■ **WHAT THE TASK REQUIRES**: "group" appears in how many lines of the entries? State only the number.

■ **RECORDS SHOWN**:
=-=-=-=-=

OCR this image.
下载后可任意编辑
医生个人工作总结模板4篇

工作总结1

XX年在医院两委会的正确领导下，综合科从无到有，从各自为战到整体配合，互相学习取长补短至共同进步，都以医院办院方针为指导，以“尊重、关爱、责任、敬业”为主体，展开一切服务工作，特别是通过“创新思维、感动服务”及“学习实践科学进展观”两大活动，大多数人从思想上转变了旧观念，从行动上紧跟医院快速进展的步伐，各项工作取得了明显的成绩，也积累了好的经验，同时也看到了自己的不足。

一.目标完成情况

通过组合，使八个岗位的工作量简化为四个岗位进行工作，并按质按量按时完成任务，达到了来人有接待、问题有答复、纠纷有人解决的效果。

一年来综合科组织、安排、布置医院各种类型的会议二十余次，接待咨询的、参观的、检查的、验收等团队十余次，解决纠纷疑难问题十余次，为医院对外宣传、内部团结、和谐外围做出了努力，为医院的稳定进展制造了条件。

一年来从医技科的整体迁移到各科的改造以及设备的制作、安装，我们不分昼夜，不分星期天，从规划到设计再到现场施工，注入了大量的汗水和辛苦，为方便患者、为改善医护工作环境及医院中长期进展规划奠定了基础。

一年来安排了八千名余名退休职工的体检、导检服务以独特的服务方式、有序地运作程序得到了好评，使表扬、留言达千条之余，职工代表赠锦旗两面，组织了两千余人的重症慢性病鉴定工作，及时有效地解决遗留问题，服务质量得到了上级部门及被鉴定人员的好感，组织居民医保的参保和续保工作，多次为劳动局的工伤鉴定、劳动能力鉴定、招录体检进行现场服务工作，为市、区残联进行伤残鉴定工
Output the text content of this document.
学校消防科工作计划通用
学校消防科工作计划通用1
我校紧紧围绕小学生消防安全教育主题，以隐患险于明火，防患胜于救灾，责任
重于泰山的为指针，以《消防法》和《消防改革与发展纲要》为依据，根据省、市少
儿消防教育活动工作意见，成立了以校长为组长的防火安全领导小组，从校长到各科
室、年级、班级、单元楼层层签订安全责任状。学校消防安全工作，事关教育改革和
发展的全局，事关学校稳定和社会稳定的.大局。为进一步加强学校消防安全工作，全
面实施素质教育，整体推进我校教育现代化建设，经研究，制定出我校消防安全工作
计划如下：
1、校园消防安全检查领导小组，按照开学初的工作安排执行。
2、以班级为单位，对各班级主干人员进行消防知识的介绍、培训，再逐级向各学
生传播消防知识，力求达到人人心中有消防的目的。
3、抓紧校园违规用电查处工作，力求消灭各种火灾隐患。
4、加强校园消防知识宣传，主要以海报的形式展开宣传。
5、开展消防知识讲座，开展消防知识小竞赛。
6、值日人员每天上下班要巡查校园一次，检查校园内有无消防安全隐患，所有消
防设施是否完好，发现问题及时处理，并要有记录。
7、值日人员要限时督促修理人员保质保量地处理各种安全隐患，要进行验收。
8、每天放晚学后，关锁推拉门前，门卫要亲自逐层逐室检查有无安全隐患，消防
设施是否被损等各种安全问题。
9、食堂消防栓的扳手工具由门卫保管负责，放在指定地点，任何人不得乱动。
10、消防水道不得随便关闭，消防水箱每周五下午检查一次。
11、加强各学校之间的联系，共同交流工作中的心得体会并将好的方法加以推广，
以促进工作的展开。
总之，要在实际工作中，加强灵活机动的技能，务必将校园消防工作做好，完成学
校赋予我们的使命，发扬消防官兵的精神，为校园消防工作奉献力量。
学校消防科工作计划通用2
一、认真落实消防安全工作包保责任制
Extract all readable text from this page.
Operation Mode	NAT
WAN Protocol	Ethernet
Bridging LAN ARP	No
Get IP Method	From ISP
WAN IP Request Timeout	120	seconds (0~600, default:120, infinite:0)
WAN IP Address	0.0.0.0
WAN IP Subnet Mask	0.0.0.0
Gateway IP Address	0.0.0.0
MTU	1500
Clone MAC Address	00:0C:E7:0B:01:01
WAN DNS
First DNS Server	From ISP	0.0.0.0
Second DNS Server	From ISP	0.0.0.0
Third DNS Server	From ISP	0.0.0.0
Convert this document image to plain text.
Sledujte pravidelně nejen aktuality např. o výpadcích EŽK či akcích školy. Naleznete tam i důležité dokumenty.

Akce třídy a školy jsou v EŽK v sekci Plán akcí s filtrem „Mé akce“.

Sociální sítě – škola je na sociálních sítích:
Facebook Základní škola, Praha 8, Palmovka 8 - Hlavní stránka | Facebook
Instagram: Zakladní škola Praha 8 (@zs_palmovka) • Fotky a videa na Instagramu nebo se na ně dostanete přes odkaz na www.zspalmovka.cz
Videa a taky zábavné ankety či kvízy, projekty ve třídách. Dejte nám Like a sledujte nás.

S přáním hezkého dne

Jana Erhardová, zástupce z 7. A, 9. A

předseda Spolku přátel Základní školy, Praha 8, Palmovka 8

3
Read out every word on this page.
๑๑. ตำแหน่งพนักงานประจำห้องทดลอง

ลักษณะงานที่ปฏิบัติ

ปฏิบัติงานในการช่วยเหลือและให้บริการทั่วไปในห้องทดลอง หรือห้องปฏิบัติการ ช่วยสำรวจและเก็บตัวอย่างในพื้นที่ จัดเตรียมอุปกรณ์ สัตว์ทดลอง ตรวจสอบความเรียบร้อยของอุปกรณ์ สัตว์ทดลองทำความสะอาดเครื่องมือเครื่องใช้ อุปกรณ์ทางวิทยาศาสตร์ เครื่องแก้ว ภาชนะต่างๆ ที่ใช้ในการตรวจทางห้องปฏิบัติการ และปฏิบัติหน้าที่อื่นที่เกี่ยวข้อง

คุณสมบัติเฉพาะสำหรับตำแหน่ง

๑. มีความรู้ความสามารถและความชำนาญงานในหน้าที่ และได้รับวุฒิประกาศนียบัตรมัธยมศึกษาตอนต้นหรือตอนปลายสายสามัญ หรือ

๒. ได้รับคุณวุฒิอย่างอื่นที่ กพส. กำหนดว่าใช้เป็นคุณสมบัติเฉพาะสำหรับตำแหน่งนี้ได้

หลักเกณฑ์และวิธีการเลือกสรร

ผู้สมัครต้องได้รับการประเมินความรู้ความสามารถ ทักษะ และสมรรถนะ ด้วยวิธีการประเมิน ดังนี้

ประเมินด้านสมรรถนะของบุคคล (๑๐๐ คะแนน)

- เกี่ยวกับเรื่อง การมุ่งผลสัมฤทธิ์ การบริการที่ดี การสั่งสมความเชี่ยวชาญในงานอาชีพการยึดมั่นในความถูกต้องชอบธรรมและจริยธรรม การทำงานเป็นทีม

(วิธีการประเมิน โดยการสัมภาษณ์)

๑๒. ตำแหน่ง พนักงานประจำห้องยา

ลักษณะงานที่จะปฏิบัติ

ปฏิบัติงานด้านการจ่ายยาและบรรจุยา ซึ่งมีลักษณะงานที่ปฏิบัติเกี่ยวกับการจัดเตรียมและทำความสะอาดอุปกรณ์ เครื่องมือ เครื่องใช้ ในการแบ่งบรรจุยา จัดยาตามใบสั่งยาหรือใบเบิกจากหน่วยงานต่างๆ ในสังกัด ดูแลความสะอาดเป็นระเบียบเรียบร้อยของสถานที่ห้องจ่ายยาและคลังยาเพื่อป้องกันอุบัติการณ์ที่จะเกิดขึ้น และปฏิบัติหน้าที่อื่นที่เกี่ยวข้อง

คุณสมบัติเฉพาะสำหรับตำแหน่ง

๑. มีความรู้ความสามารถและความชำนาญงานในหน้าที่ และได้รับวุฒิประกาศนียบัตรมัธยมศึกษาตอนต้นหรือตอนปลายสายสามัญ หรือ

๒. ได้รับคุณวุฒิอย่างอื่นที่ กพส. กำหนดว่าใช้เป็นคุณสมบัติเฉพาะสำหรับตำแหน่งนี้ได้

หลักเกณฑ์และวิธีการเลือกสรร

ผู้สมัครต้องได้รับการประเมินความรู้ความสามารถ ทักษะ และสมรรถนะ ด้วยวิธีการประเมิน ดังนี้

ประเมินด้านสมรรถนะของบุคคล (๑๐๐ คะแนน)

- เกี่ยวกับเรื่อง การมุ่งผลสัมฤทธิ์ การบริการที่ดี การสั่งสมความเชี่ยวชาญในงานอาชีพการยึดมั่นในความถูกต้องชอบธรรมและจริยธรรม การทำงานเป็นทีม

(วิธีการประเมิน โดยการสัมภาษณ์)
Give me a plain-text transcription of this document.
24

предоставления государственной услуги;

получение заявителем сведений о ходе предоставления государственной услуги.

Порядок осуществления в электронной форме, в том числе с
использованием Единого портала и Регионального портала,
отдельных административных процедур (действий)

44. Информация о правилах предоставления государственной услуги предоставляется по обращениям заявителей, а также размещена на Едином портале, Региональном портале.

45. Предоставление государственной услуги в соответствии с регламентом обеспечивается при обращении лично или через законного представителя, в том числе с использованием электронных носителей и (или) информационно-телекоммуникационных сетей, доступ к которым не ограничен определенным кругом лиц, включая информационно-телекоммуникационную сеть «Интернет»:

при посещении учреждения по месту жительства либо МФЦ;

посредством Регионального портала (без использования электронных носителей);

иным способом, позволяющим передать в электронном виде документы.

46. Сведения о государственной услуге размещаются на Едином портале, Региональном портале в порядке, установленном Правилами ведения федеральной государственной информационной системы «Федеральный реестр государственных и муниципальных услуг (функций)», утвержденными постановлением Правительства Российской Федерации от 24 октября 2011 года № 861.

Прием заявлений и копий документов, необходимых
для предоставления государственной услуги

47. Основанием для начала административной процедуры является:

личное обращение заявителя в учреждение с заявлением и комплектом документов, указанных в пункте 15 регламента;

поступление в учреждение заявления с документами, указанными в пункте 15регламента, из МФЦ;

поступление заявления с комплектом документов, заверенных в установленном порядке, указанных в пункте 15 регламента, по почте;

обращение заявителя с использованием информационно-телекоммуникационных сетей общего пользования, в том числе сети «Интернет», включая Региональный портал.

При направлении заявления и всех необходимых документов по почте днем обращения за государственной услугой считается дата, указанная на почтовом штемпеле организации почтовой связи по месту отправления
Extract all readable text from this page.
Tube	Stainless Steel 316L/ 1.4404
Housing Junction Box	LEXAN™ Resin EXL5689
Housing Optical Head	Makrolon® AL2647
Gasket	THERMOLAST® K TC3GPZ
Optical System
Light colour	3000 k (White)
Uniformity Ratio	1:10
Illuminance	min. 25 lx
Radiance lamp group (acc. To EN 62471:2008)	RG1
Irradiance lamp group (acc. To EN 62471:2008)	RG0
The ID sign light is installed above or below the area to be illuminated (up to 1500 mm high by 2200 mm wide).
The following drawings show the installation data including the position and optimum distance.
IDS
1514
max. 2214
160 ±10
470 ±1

=-=-=-=-=

■ **EXERCISE SOLUTION**: 2